__REQUIREMENTS__: Count how many lines mention the word "fraction". Write that number alone.

__MATERIAL FOR THIS TASK__:

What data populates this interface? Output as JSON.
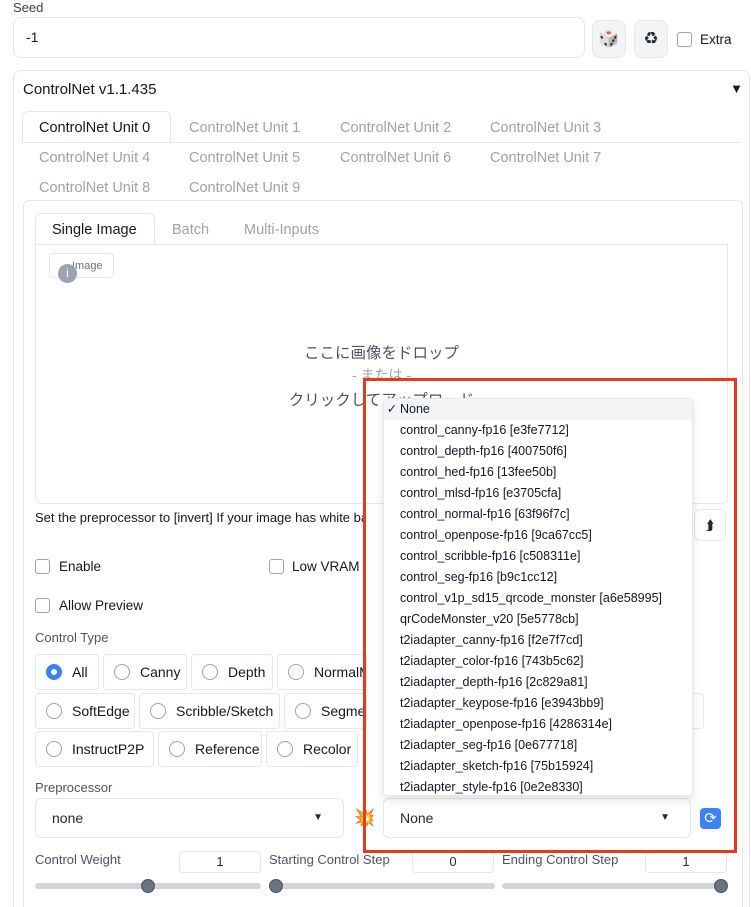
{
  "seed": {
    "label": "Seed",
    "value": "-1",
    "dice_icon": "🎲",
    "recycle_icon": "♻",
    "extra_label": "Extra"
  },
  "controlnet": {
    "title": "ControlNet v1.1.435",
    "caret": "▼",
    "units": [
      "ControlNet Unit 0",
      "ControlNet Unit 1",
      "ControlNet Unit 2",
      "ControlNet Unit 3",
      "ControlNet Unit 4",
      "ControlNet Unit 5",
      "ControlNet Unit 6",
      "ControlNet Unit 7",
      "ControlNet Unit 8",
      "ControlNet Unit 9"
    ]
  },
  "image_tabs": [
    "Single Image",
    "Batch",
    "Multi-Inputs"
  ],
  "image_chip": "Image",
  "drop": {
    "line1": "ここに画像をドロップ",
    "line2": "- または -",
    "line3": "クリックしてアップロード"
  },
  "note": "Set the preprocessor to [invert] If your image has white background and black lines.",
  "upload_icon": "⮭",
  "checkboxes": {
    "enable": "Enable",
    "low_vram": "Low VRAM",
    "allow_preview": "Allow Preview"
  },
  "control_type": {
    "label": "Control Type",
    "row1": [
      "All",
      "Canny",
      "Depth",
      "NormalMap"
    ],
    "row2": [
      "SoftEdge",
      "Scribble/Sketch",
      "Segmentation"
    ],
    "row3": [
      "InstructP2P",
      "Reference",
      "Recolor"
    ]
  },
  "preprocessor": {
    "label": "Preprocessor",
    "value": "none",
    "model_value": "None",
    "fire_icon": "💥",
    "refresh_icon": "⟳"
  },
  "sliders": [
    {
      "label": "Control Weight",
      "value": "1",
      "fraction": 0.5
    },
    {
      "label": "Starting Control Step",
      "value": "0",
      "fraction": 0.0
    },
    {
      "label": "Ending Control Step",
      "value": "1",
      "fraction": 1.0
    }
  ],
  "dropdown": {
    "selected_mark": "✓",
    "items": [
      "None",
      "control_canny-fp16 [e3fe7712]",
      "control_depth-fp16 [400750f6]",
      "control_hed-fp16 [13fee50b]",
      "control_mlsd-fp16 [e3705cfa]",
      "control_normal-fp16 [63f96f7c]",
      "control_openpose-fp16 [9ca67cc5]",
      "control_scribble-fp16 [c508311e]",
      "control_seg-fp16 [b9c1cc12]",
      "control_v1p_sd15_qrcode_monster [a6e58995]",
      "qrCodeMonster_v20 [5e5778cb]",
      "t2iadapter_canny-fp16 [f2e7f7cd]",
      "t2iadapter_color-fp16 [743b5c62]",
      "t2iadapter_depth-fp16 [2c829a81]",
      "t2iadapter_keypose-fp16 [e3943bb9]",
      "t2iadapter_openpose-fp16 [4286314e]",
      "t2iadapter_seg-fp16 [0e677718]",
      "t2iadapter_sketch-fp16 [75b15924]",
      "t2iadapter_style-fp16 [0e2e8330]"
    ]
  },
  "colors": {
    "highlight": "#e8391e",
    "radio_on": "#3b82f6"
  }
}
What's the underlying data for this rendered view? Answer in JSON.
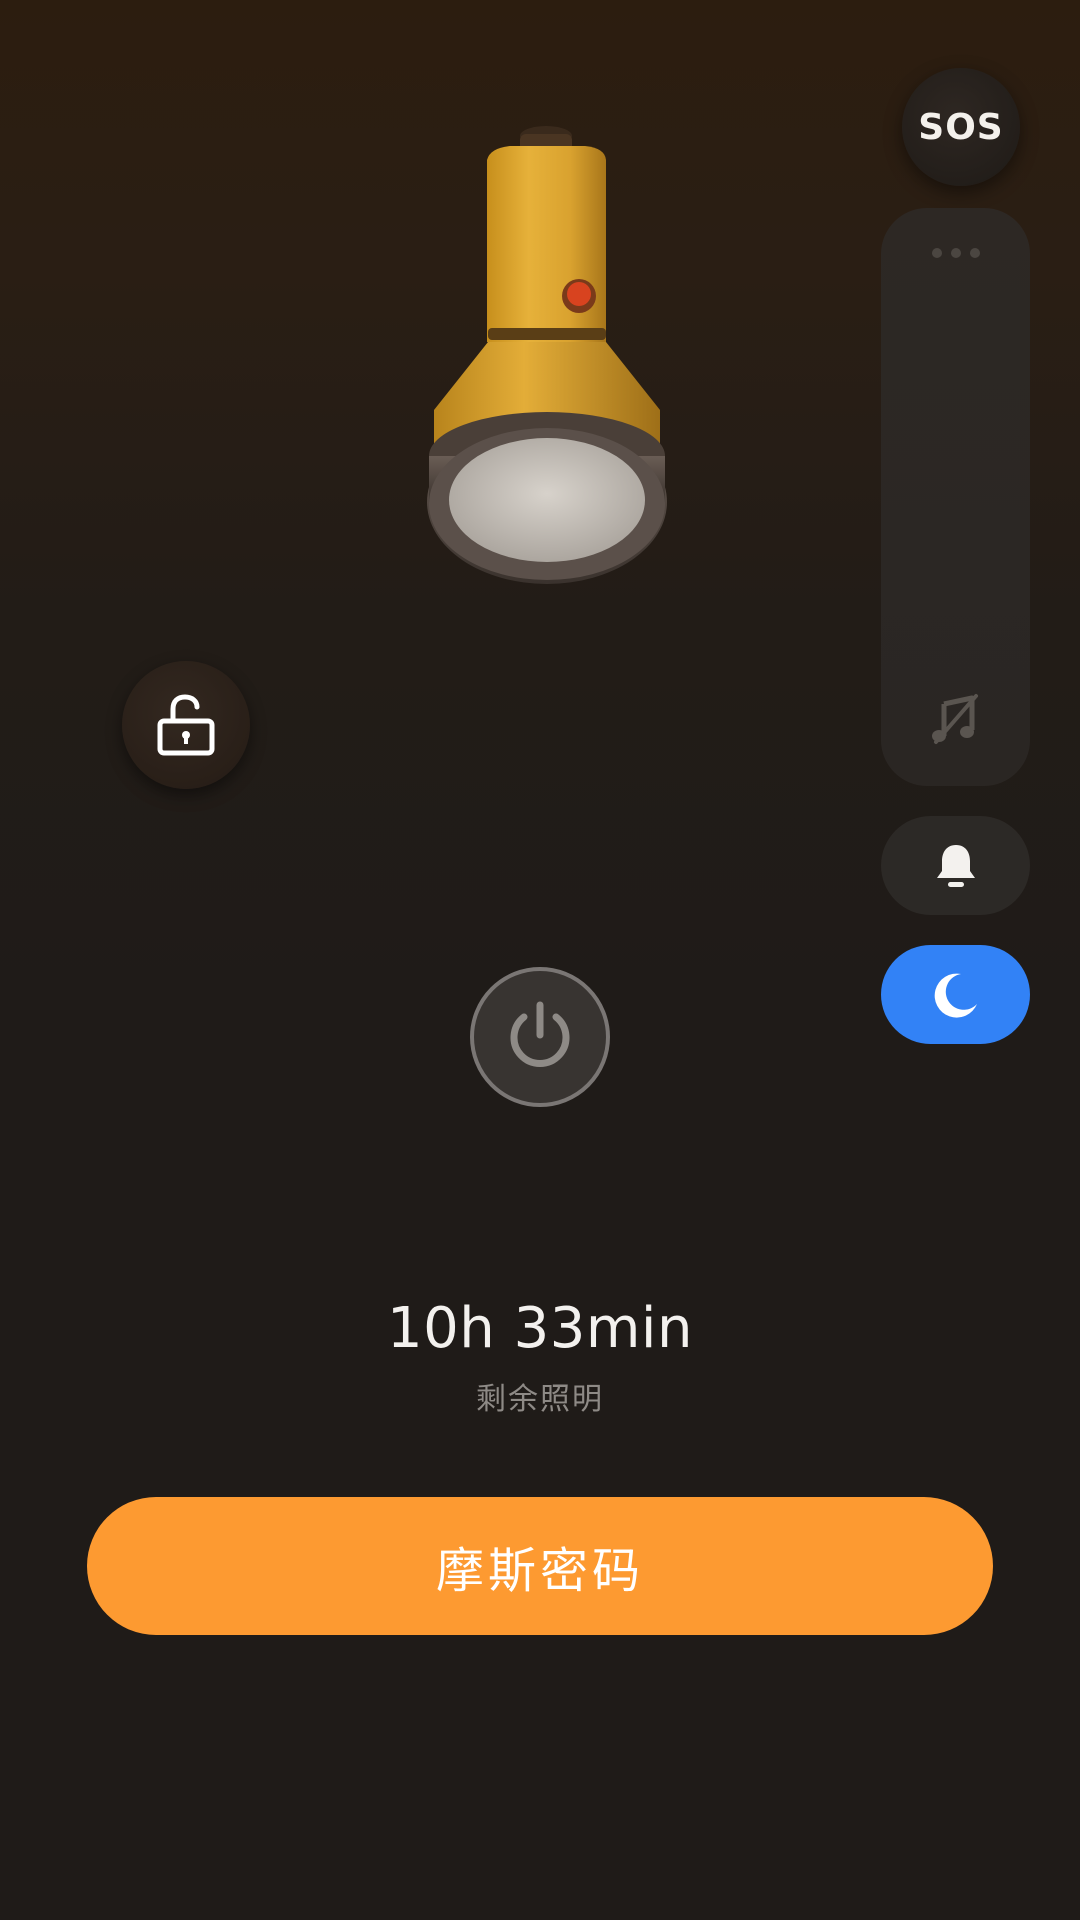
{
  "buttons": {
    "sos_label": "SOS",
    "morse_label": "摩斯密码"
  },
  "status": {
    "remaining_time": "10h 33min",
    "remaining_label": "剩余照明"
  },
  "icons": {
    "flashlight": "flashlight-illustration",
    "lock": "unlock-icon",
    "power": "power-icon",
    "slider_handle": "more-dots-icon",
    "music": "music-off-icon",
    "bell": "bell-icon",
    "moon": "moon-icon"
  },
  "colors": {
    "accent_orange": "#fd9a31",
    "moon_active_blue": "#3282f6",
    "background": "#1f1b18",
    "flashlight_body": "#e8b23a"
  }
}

__EXPECTED ANSWER__: 3